(Dataset excerpt)
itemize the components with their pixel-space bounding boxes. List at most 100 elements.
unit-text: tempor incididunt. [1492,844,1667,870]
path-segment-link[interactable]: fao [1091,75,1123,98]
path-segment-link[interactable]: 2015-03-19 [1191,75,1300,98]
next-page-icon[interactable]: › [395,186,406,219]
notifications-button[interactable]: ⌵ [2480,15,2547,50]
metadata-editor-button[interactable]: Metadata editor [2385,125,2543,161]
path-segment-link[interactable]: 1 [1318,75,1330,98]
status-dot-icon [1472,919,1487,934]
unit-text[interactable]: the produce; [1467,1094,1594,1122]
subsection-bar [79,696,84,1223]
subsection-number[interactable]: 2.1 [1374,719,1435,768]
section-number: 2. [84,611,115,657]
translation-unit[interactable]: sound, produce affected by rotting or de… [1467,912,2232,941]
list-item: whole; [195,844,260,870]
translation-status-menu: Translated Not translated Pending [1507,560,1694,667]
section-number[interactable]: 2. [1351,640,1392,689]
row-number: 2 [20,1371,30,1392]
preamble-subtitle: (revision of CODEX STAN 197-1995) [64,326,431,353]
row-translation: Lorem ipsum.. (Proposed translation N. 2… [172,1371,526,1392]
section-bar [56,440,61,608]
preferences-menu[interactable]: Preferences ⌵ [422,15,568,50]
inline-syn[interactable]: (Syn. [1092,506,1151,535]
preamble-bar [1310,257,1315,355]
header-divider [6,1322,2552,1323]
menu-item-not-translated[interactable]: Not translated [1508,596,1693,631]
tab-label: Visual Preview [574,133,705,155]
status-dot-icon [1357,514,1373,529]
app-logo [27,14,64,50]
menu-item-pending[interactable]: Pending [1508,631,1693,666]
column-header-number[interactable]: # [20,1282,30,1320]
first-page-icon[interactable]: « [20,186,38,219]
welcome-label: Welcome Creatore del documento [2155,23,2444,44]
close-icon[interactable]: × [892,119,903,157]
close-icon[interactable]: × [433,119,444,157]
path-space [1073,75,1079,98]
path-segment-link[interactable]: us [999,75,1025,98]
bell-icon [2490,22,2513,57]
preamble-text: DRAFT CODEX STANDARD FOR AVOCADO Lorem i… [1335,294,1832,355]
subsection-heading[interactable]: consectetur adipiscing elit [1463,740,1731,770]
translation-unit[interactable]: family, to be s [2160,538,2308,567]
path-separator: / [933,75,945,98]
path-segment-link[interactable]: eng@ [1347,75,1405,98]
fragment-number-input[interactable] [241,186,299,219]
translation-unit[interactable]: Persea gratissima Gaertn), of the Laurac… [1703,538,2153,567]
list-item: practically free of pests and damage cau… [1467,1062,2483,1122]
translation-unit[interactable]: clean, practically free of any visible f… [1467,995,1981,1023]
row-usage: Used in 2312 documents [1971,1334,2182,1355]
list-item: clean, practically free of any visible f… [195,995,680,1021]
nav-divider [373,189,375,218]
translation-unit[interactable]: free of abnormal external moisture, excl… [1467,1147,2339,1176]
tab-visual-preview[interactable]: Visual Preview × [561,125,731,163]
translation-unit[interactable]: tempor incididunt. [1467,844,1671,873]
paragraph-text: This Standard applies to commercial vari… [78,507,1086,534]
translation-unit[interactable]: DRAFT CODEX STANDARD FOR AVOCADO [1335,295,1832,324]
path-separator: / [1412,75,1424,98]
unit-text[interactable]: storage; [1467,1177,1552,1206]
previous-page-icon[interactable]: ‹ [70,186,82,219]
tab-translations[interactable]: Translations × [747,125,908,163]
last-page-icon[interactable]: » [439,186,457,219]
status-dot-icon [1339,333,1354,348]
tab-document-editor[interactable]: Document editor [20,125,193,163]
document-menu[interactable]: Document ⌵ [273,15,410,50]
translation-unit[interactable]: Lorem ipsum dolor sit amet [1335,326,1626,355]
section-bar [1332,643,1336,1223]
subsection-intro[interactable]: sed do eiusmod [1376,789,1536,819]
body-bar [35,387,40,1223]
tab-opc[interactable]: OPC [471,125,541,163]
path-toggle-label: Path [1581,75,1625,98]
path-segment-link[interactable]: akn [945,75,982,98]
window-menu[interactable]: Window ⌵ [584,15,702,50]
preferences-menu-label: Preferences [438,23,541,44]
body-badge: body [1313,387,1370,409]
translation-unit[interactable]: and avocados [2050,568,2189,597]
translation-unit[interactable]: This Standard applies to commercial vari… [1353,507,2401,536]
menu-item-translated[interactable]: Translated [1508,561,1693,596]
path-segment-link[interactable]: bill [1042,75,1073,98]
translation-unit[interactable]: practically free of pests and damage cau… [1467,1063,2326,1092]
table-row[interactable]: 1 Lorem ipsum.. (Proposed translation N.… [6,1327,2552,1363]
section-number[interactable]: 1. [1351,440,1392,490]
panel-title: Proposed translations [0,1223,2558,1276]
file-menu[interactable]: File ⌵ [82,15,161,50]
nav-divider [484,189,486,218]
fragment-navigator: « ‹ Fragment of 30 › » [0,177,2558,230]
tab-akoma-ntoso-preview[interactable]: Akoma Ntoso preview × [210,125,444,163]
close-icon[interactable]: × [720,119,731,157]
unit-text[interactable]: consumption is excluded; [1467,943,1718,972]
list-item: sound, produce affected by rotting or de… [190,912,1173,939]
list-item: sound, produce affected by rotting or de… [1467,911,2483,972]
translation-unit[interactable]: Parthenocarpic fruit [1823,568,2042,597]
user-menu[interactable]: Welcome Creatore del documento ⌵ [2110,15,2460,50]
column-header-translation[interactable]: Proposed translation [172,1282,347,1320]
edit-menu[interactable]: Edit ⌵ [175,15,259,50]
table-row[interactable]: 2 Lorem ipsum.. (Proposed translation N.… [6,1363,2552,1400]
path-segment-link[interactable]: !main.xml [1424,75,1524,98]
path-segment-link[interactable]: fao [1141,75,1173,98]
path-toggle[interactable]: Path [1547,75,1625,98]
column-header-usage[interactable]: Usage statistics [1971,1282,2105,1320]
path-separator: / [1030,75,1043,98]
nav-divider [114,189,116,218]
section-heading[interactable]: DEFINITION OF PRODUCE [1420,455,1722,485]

• **Requirement**
How many lines above contain the word "tempor", matching case exactly? Reply with the number alone.

• **Task answer**
2